» **Problem description**
In the passage on global childhood, how many children per 1000 died before age five in Sierra Leone in 1998?


cates any predictive effort. Depending on place and social class, we have seen growing numbers of older children sold into what amounts to sexual slavery. From Africa, the most common image of children seems to involve their presence in refugee camps, fleeing ethnic or religious conflict, sometimes maimed in the process, with the bloated stomachs and empty eyes of the starving; or, in southern Africa, lying on beds as AIDS victims, the disease contracted from parents at birth. Contrast this with the overbooked teenagers in the suburbs of the United States or Western Europe, cramming for exams that will determine college entrance, the day apart from school parceled out among so many activities that it will take some later years, in early adulthood, to regain a sense of spontaneity. Or, with overloaded, fashion-conscious California-style “valley girls,” or Japanese teenagers trying to figure out the latest must-have good. Or, in yet another place, with the older children volunteering as suicide bombers, with the encouragement not only of local militants, but often of proud parents as well. It seems impossible to fix on a single pattern of childhood. There is the contemporary reality of child soldiers, not only in Africa but in

parts of Southeast Asia, armed with weapons more deadly than children have ever possessed before. Reality, in this case, is complicated by the fact that, as we have seen, child soldiers used to form a significant part of many armies. While global outrage at use of child soldiers may be quite appropriate, particularly in light of the guns involved, it also reflects some new standards. Quite recently, experts have begun to worry that huge gaps in economic

standards and political instability are jeopardizing one of the most precious parts of the modern model of childhood, the decline of death rates. During the 1990s, death rates worsened or stagnated in over a third of all subSaharan African countries, while in war-torn Iraq, 10 percent of all children were now dying before five years of age (double the 1990 rate). More generally, malnutrition and AIDS were the worst villains in the slowing of gains in terms of global averages. Current childhoods are deeply divided by values, by affluence or poverty,

by political chaos or relative stability. An anthropologist recently captured one aspect of diversity through the image of the fenced-in school, seemingly a common symbol of modern childhood virtually anywhere. But in Africa,

the fence is designed largely to help keep children out who want schooling, who see it as a key to their future, but for whom there are simply not enough places given the limited resources available. On the other hand, in the United States, the fence is partly intended to keep students in, who find school a boring trap, a site of bullying and social tension that seems unrelated to any meaningful future. The kaleidoscope of childhoods in the contemporary world offers almost

endless variety, with dramatically different sets of opportunities and sorrows. Yet without denying this aspect of reality, there is also a reality of some overriding trends. The trends may seem familiar, but they constitute real change for many of the societies involved, and they do largely point to the applicability of the modern model. There was no country, not even the most impoverished and disease-

afflicted, where infant and early child mortality had not continued to decline during the last third of the twentieth century, despite recent stagnation and valid new concerns. Sierra Leone, with the world’s worst rate in 1998, with 316 children per 1000 dying before age five, nevertheless had experienced a 20 percent drop since 1960, along with a doubling of female literacy and a 50 percent increase in male literacy between 1980 and 1995. The world’s poorest countries collectively, with 282 children per 1000 dying before age five in 1960, had seen rates drop to 172, while the world as a whole dropped from 193 to 86 – a truly astonishing rate of change by any historical standard. The rise in literacy rates, though less dramatic, showed similar movement, reflecting the increased presence of schooling in global childhoods. It was certainly appropriate to note the huge gaps between rich countries and poor, and the equally huge differences in childhood experience that these gaps reflected; but the directions of change were widely shared, at least into the early twenty-first century.

(Page layout parsing data)
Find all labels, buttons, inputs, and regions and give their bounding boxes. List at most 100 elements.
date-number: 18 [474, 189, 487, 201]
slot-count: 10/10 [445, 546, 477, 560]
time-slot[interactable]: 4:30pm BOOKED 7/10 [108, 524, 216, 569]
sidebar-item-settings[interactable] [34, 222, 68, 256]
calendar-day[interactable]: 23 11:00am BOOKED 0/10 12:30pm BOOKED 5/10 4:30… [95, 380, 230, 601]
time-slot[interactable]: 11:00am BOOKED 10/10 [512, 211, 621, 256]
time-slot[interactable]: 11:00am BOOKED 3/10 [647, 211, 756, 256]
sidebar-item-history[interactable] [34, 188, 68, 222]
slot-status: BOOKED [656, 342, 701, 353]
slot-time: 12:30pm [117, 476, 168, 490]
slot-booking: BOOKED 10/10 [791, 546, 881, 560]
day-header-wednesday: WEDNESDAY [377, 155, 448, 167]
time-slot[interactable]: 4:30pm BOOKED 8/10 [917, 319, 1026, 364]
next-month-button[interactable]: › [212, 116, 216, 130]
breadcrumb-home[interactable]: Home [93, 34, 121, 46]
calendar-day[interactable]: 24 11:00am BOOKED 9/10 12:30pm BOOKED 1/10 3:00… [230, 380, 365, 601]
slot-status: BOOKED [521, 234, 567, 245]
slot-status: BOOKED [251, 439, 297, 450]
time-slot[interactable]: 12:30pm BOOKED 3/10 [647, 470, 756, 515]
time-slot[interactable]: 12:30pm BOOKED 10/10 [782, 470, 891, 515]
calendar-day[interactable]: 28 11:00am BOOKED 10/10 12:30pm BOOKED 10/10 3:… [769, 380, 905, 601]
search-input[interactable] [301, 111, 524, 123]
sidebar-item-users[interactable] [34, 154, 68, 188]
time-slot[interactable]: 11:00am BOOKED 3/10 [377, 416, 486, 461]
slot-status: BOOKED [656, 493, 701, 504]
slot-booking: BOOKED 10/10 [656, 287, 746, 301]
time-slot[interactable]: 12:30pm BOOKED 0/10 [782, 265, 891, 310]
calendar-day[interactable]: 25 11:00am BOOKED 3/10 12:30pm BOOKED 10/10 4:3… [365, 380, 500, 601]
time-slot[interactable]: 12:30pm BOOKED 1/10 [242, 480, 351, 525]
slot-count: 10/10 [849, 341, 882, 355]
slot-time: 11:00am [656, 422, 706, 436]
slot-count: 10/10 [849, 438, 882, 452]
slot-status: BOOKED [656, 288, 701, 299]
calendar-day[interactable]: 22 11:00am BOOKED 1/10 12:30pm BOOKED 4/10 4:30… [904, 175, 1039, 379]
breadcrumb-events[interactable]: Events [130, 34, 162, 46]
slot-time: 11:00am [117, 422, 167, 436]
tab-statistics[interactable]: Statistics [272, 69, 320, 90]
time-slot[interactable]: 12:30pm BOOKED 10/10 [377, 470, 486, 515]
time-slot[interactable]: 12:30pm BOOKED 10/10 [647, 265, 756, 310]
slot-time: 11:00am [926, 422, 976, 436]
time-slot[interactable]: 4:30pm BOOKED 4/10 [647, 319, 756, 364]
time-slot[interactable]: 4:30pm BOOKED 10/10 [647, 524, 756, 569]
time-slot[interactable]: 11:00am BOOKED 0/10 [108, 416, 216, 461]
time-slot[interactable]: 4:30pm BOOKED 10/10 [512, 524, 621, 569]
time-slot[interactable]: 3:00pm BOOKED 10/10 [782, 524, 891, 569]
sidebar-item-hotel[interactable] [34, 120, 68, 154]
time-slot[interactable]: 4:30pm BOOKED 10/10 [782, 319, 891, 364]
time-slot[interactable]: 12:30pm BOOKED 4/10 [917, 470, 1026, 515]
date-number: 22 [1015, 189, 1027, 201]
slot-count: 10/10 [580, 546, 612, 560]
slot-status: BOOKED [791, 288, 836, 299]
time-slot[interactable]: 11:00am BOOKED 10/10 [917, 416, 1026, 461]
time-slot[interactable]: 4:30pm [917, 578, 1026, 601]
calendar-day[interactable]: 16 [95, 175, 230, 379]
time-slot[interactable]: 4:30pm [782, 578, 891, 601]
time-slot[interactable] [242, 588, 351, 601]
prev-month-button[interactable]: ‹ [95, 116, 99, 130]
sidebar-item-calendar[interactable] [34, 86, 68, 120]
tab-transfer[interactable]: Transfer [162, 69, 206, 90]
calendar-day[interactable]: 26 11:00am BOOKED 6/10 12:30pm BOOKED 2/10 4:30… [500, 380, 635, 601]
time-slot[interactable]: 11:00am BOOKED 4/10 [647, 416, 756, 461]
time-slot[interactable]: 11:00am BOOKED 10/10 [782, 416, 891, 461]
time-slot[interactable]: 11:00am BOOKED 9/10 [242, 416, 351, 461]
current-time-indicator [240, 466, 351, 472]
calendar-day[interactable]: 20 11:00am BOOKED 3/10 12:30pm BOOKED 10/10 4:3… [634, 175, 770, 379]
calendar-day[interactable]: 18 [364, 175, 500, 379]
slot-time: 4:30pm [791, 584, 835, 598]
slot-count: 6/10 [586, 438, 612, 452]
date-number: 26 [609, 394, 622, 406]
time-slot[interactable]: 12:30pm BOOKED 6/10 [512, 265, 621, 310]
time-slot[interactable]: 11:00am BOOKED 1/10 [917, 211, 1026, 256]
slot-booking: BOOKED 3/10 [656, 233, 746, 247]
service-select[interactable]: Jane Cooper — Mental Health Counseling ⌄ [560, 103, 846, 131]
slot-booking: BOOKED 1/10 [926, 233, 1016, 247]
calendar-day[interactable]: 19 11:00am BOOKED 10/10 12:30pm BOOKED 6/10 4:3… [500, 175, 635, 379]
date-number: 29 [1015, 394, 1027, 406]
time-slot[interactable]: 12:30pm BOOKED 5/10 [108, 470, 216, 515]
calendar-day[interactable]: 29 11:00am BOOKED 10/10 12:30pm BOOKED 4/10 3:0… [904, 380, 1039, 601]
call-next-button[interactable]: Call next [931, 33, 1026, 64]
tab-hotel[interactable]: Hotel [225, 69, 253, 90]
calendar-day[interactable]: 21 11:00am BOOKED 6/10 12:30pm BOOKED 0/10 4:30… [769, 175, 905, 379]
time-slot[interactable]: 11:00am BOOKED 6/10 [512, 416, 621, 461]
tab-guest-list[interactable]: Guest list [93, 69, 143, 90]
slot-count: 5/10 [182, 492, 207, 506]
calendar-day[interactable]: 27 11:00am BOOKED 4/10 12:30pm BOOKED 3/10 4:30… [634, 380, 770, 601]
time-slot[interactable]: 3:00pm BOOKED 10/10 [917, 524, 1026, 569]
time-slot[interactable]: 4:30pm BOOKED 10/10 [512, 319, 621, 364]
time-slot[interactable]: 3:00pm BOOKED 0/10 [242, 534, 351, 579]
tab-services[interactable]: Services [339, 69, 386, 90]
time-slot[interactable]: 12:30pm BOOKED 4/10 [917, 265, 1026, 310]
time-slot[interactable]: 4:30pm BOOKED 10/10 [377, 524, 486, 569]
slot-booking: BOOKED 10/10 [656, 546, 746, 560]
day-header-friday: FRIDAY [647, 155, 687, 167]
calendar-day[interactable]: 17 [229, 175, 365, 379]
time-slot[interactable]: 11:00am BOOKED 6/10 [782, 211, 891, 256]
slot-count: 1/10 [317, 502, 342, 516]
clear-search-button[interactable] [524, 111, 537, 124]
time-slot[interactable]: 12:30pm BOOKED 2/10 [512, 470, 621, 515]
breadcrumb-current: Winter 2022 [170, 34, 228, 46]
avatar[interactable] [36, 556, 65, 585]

» **Answer to this problem**
316 children per 1000, the world's worst rate that year.